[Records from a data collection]
= = =

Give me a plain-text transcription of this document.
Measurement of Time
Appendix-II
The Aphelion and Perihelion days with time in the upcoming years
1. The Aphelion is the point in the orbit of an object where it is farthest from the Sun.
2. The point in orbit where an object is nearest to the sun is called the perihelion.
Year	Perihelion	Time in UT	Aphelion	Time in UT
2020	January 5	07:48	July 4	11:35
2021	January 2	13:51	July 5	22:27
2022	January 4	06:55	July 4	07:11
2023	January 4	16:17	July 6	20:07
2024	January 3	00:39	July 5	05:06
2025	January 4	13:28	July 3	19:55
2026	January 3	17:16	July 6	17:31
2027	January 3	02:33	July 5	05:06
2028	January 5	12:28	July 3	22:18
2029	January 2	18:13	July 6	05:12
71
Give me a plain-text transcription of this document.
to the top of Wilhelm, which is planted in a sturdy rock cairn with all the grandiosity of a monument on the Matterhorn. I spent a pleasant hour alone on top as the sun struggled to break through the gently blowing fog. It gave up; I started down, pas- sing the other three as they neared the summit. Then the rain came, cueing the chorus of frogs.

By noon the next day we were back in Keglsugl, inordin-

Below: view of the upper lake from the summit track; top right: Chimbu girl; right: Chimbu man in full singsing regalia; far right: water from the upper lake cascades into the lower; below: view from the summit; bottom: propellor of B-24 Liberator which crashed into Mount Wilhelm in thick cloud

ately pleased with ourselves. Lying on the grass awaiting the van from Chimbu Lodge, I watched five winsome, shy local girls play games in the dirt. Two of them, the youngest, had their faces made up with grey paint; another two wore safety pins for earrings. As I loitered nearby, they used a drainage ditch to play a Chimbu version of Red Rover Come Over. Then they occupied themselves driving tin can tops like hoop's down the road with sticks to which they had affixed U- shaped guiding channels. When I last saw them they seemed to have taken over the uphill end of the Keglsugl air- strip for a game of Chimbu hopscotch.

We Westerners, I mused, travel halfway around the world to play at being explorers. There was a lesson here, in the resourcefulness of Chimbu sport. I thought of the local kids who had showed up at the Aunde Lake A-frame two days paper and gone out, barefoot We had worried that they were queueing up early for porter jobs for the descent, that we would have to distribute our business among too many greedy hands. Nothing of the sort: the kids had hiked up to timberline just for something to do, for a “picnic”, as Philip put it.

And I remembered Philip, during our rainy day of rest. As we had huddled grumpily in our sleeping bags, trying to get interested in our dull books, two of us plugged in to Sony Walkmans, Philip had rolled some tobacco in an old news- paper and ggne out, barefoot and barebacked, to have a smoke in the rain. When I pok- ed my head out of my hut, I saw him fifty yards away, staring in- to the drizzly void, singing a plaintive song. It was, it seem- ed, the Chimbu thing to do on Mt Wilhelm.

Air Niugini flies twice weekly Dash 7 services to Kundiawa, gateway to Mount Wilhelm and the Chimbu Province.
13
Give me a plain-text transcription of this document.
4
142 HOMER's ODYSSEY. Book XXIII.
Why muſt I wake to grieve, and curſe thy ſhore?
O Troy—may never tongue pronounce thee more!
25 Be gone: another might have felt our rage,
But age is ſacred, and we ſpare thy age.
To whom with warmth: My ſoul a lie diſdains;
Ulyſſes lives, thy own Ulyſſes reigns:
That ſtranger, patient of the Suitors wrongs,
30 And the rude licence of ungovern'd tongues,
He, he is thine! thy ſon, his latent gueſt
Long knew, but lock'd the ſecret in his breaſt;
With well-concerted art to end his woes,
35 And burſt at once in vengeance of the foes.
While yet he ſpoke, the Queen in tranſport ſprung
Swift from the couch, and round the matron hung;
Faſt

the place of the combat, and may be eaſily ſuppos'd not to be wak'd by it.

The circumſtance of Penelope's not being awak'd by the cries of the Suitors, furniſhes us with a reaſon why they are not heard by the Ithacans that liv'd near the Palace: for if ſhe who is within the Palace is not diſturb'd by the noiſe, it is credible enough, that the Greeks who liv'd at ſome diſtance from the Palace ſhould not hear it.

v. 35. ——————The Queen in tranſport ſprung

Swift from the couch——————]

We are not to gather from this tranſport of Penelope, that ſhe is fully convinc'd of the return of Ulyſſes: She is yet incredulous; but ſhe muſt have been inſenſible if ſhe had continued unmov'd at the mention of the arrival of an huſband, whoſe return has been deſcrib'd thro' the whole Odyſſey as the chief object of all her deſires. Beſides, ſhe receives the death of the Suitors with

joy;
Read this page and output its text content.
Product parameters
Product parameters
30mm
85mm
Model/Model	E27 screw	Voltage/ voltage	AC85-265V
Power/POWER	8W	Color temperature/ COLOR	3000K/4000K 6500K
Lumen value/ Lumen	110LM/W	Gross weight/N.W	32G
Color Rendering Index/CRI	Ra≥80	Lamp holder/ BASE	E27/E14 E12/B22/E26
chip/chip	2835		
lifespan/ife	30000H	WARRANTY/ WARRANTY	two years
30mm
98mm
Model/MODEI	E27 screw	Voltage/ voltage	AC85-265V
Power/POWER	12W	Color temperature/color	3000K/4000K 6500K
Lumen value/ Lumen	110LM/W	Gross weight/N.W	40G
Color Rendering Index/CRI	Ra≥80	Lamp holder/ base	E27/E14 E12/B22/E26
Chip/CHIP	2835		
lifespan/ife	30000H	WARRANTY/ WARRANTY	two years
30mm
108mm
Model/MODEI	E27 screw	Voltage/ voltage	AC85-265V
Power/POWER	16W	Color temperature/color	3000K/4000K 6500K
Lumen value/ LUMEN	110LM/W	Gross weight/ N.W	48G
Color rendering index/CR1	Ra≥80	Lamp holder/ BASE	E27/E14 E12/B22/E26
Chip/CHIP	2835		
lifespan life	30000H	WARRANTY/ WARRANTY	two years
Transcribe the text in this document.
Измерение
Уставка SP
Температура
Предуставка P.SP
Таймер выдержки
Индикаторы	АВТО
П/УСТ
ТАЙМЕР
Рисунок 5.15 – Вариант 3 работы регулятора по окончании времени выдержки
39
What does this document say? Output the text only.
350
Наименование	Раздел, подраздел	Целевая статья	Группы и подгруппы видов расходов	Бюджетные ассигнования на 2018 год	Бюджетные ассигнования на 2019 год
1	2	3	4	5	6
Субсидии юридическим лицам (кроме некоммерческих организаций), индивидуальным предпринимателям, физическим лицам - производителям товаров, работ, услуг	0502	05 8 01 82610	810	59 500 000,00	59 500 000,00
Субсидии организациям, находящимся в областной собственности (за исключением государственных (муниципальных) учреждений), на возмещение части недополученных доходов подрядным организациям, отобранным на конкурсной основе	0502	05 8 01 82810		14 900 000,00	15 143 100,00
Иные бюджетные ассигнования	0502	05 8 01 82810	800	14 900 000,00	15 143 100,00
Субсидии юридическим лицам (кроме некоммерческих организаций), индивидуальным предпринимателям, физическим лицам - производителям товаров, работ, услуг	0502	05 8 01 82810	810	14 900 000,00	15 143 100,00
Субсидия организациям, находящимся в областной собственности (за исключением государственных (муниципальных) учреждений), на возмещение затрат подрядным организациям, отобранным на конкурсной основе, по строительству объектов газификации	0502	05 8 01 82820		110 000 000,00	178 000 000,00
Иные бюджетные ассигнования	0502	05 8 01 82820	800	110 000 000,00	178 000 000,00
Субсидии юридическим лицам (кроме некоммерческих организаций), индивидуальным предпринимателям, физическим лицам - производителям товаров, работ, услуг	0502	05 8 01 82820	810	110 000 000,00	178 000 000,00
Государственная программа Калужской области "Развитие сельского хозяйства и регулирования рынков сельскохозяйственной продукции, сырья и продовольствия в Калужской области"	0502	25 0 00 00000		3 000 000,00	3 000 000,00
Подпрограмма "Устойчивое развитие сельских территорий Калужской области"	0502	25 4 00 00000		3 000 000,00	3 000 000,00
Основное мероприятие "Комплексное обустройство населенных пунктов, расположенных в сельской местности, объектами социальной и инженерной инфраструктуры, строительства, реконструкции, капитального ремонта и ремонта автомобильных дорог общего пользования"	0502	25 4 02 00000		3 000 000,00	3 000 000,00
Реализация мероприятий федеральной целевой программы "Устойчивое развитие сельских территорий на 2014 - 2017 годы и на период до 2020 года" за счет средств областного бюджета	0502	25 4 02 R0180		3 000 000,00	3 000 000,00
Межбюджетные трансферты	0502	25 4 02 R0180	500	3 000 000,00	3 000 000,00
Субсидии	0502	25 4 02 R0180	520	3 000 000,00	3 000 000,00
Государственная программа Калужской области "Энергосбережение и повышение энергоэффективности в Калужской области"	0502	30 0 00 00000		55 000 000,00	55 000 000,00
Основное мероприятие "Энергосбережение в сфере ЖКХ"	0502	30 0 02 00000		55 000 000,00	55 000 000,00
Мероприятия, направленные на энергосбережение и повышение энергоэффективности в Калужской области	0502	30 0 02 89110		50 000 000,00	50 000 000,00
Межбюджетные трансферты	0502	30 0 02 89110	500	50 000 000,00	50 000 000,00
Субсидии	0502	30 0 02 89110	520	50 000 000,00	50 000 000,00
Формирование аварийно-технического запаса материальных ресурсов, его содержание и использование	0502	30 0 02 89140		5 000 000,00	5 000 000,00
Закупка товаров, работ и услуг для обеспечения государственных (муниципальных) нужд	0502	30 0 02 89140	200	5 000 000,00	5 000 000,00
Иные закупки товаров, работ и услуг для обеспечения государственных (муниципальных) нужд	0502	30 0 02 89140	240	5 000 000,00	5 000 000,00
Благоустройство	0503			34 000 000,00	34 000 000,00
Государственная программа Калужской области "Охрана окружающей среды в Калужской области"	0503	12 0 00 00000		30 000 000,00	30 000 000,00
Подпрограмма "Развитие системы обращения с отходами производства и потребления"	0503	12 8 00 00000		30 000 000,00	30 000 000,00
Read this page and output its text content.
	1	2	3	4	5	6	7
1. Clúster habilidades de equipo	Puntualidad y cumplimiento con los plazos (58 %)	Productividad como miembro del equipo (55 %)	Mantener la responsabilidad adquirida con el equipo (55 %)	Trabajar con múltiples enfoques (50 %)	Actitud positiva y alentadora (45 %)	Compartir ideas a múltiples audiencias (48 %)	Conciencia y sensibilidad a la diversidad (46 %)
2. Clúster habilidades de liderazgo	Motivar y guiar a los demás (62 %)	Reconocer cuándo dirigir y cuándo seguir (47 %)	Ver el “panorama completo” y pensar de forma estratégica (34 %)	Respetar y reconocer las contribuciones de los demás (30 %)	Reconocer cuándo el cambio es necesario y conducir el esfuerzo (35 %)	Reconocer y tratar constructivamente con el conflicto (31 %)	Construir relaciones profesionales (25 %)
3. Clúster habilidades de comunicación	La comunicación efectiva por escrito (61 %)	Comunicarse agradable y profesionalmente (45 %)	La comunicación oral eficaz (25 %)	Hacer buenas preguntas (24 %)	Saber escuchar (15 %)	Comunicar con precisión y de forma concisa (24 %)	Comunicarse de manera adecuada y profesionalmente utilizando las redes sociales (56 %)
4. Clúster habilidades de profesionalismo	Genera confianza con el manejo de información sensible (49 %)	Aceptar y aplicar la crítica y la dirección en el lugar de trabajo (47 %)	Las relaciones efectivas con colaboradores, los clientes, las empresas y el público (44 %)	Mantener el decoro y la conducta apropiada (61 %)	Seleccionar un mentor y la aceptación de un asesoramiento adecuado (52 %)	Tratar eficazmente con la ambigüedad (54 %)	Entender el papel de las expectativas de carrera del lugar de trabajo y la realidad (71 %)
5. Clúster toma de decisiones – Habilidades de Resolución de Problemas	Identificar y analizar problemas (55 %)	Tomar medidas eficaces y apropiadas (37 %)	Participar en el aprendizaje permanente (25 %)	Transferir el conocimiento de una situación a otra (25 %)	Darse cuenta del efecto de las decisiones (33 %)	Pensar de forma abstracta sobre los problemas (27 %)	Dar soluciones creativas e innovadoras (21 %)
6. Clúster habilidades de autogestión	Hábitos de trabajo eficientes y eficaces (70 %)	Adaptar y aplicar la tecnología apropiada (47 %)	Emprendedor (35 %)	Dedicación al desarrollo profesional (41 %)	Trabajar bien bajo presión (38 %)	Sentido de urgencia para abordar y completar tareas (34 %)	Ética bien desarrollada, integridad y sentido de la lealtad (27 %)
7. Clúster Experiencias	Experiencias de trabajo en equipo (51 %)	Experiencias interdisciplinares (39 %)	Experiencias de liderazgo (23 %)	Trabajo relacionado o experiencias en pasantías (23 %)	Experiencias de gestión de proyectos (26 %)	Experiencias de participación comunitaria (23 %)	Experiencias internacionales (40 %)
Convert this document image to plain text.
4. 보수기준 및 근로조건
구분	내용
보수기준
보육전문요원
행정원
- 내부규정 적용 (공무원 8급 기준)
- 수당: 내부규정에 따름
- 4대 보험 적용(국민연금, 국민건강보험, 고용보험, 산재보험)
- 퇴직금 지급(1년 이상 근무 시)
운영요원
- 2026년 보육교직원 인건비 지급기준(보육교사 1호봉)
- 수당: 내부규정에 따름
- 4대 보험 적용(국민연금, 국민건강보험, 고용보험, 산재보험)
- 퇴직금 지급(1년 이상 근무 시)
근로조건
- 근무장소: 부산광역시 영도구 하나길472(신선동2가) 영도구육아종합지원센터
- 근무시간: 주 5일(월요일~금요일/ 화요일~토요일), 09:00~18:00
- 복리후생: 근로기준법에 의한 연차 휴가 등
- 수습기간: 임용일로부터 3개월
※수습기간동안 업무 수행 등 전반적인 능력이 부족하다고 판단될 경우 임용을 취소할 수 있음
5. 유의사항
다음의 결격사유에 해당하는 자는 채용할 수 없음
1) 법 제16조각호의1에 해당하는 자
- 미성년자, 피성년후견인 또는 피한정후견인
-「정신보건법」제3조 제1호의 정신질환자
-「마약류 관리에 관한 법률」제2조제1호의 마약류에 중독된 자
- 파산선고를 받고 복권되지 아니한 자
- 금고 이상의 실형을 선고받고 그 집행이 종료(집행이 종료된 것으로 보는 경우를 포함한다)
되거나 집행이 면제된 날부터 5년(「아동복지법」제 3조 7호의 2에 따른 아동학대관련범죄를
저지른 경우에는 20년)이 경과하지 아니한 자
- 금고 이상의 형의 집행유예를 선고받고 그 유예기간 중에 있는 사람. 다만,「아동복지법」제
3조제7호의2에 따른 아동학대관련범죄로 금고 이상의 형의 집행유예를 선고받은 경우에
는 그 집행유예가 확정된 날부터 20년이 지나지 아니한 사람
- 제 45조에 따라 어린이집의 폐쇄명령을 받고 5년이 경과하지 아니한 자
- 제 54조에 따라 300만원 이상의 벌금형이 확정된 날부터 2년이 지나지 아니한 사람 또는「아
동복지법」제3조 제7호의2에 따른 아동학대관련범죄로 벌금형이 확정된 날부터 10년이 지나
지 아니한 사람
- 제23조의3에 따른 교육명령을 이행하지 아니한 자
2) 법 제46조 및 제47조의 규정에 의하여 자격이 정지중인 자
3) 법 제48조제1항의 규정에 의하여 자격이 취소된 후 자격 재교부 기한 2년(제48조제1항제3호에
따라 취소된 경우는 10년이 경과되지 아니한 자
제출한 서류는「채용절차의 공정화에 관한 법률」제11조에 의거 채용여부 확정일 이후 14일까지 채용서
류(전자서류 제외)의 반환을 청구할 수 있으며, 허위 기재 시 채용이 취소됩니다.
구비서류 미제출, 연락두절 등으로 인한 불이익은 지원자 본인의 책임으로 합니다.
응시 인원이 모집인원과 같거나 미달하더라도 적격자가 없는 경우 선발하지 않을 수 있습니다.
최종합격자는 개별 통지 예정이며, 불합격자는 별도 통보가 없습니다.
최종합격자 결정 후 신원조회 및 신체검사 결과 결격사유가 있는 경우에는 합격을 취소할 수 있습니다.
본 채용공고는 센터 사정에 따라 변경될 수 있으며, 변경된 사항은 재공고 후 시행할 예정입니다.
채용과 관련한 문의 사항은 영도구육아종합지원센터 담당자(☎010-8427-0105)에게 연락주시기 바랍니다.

= = =

- **REQUIRED TASK**: Look above for lines with the word "учреждений" and copy them all.

- **TASK ANSWER**:
Субсидии организациям, находящимся в областной собственности (за исключением государственных (муниципальных) учреждений), на возмещение части недополученных доходов подрядным организациям, отобранным на конкурсной основе	0502	05 8 01 82810		14 900 000,00	15 143 100,00
Субсидия организациям, находящимся в областной собственности (за исключением государственных (муниципальных) учреждений), на возмещение затрат подрядным организациям, отобранным на конкурсной основе, по строительству объектов газификации	0502	05 8 01 82820		110 000 000,00	178 000 000,00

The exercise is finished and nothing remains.